The Magic of Everyday Love

Guest post written by Ready or Not author Cara Bastone
Cara Bastone is a full-time writer who lives and writes in Brooklyn with her husband, sons, and an almost-goldendoodle. Her goal with her work is to find the swoon in ordinary love stories. She’s been a fan of the romance genre since she found a grocery bag filled with her grandmother’s old Harlequin Romances when she was in high school. She’s a fangirl for pretzel sticks, long walks through Prospect Park, and love stories featuring men who aren’t hobbled by their own masculinity.

Releasing on February 13th 2024, Ready or Not sees a surprise pregnancy lead to even more life-changing revelations in this heartfelt, slow-burn, friends-to-lovers romance of found family and unexpected love.


Romantic love has always felt like magic to me.

It takes an ordinary object (say, your coworker two desks down) and sprinkles it with fairy dust (aka, a new haircut) and then suddenly it can shoot sparks and fly (flirt with you over text and make you drop your taco in your haste to reply).

[Element position data]
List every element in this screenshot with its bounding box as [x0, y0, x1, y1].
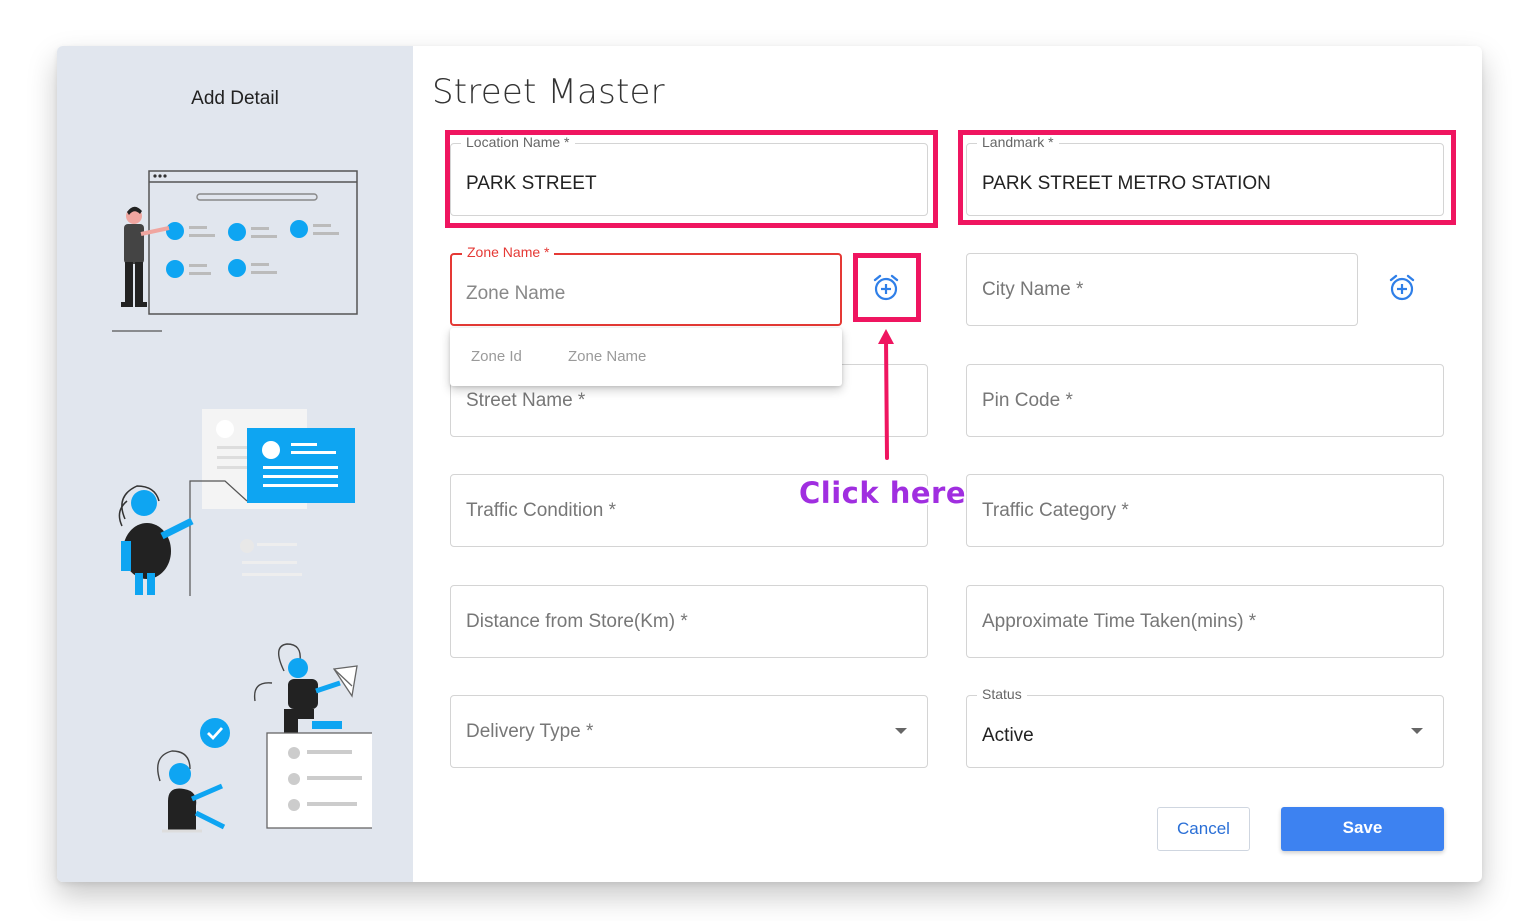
add-city-alarm-icon[interactable] [1387, 273, 1417, 303]
caret-down-icon [1411, 728, 1423, 734]
checklist-illustration [157, 643, 372, 833]
delivery-type-placeholder: Delivery Type * [466, 721, 594, 742]
cancel-button[interactable]: Cancel [1157, 807, 1250, 851]
city-name-field[interactable]: City Name * [966, 253, 1358, 326]
add-zone-highlight [853, 253, 921, 322]
sidebar-title: Add Detail [191, 88, 279, 109]
traffic-condition-placeholder: Traffic Condition * [466, 500, 616, 521]
traffic-category-field[interactable]: Traffic Category * [966, 474, 1444, 547]
pin-code-field[interactable]: Pin Code * [966, 364, 1444, 437]
status-select[interactable]: Status Active [966, 686, 1444, 768]
profile-card-illustration [118, 409, 355, 596]
page-title: Street Master [432, 72, 665, 112]
street-master-card: Add Detail Street Master Location Name *… [57, 46, 1482, 882]
zone-name-field[interactable]: Zone Name * Zone Name [450, 244, 842, 326]
distance-placeholder: Distance from Store(Km) * [466, 611, 688, 632]
location-name-highlight [445, 130, 938, 228]
approx-time-placeholder: Approximate Time Taken(mins) * [982, 611, 1257, 632]
zone-id-column: Zone Id [471, 348, 522, 365]
status-value: Active [982, 725, 1034, 746]
save-button[interactable]: Save [1281, 807, 1444, 851]
annotation-arrow [878, 329, 894, 460]
delivery-type-select[interactable]: Delivery Type * [450, 695, 928, 768]
caret-down-icon [895, 728, 907, 734]
city-name-placeholder: City Name * [982, 279, 1084, 300]
dashboard-illustration [112, 170, 358, 332]
zone-name-column: Zone Name [568, 348, 647, 365]
landmark-highlight [958, 130, 1456, 225]
status-label: Status [977, 686, 1027, 702]
sidebar: Add Detail [57, 46, 413, 882]
click-here-annotation: Click here [799, 476, 967, 510]
approx-time-field[interactable]: Approximate Time Taken(mins) * [966, 585, 1444, 658]
zone-name-placeholder: Zone Name [466, 283, 566, 304]
distance-field[interactable]: Distance from Store(Km) * [450, 585, 928, 658]
traffic-category-placeholder: Traffic Category * [982, 500, 1129, 521]
pin-code-placeholder: Pin Code * [982, 390, 1073, 411]
zone-name-label: Zone Name * [462, 244, 555, 260]
zone-dropdown-panel[interactable]: Zone Id Zone Name [450, 328, 842, 386]
street-name-placeholder: Street Name * [466, 390, 586, 411]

### WRITTEN REQUEST 1
Repeat the guest post from "Guest post written" to "their own masculinity." word for word.
### WRITTEN REQUEST 2
Reproduce the listing's lines exactly, from the line with "add-city-alarm-icon[interactable] [1387, 273, 1417, 303]" to the line with "approx-time-field[interactable]: Approximate Time".
The guest post and the listing have no connection to each other.

### FINAL RESULT 1
Guest post written by Ready or Not author Cara Bastone
Cara Bastone is a full-time writer who lives and writes in Brooklyn with her husband, sons, and an almost-goldendoodle. Her goal with her work is to find the swoon in ordinary love stories. She’s been a fan of the romance genre since she found a grocery bag filled with her grandmother’s old Harlequin Romances when she was in high school. She’s a fangirl for pretzel sticks, long walks through Prospect Park, and love stories featuring men who aren’t hobbled by their own masculinity.

### FINAL RESULT 2
add-city-alarm-icon[interactable] [1387, 273, 1417, 303]
caret-down-icon [1411, 728, 1423, 734]
checklist-illustration [157, 643, 372, 833]
delivery-type-placeholder: Delivery Type * [466, 721, 594, 742]
cancel-button[interactable]: Cancel [1157, 807, 1250, 851]
city-name-field[interactable]: City Name * [966, 253, 1358, 326]
add-zone-highlight [853, 253, 921, 322]
sidebar-title: Add Detail [191, 88, 279, 109]
traffic-condition-placeholder: Traffic Condition * [466, 500, 616, 521]
traffic-category-field[interactable]: Traffic Category * [966, 474, 1444, 547]
pin-code-field[interactable]: Pin Code * [966, 364, 1444, 437]
status-select[interactable]: Status Active [966, 686, 1444, 768]
profile-card-illustration [118, 409, 355, 596]
page-title: Street Master [432, 72, 665, 112]
street-master-card: Add Detail Street Master Location Name *… [57, 46, 1482, 882]
zone-name-field[interactable]: Zone Name * Zone Name [450, 244, 842, 326]
distance-placeholder: Distance from Store(Km) * [466, 611, 688, 632]
location-name-highlight [445, 130, 938, 228]
approx-time-placeholder: Approximate Time Taken(mins) * [982, 611, 1257, 632]
zone-id-column: Zone Id [471, 348, 522, 365]
status-value: Active [982, 725, 1034, 746]
save-button[interactable]: Save [1281, 807, 1444, 851]
annotation-arrow [878, 329, 894, 460]
delivery-type-select[interactable]: Delivery Type * [450, 695, 928, 768]
caret-down-icon [895, 728, 907, 734]
city-name-placeholder: City Name * [982, 279, 1084, 300]
dashboard-illustration [112, 170, 358, 332]
zone-name-column: Zone Name [568, 348, 647, 365]
landmark-highlight [958, 130, 1456, 225]
status-label: Status [977, 686, 1027, 702]
sidebar: Add Detail [57, 46, 413, 882]
click-here-annotation: Click here [799, 476, 967, 510]
approx-time-field[interactable]: Approximate Time Taken(mins) * [966, 585, 1444, 658]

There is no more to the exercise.